* CONSIGNE 1
D'après l'extrait sur l'élevage de canards, combien de temps dure le vide sanitaire général décrit par Jean-Michel Marsan ?
* CONSIGNE 2
Poursuivez l'extrait sur l'élevage de canards à partir de la dernière phrase.

* EXTRAIT
____________

Densité : risque multiplié. Gilles Salvat est clair : « Les zones à forte densité d’élevage favorisent les épi­zooties ». Quand ils sont très concentrés, comme en Chalosse, une contamination de proche en proche peut aller très vite. La coopérative Maïsadour a décidé de réduire les densités dans ses élevages de canards, de façon à pouvoir confiner tous les animaux en cas de risque influenza modéré ou élevé, et imposera si besoin l’alimentation et l’abreuvement en bâtiment.

Nombre de bandes : une ou plus. Si Maïsadour s’en tient à la bande unique par unité de production, comme l’exige la réglementation, Euralis a décidé d’aller au-delà en imposant la bande unique par exploitation. « Ainsi, il y a un seul âge dans l’élevage, puis un vide sanitaire général de trois semaines, explique Jean-Michel Marsan, responsable du pôle élevage. Nous compensons les pertes pour les éleveurs – moins de bandes par an – en achetant plus cher les canards prêts à gaver (PAG). Et nous encourageons par des aides la construction de bâtiments pour compenser la baisse de volume. Nous imposons aussi un contrôle virologique entre les phases d’élevage et de gavage, même s’il n’y a pas de transport. »

____________

* DONNÉES FOURNIES
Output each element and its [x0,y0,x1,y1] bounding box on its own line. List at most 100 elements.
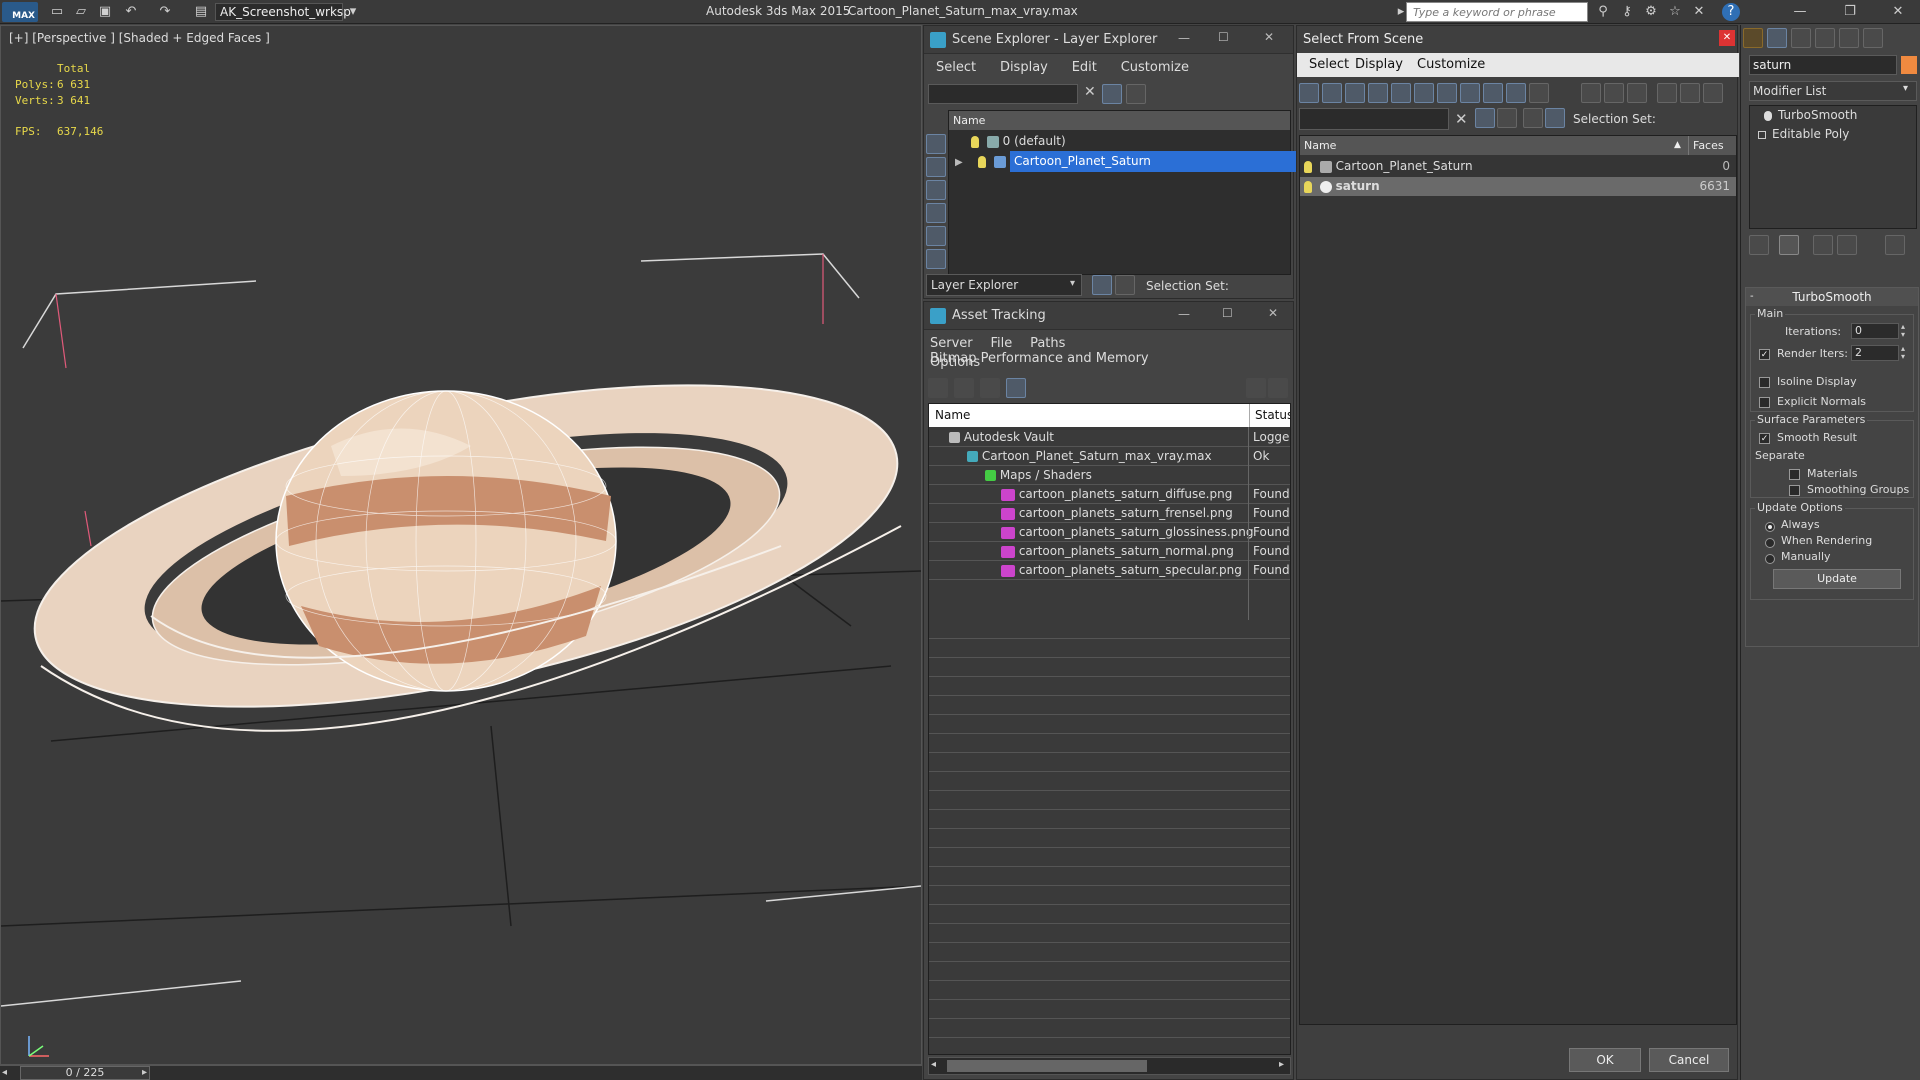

____________

* RÉPONSE RÉDIGÉE 1
Trois semaines.

* RÉPONSE RÉDIGÉE 2
Petits élevages : des dérogations. Pour les éleveurs autarciques en filière courte, il est impossible de mettre en œuvre les mêmes mesures que dans les grands élevages. Cette revendication, portée par la Confédération paysanne, le Modef et la Coordination rurale, a abouti, et un guide (1) est en cours de validation par le ministère de l’Agriculture. Il concerne les élevages de volailles de chair, de pondeuses et de palmipèdes gras.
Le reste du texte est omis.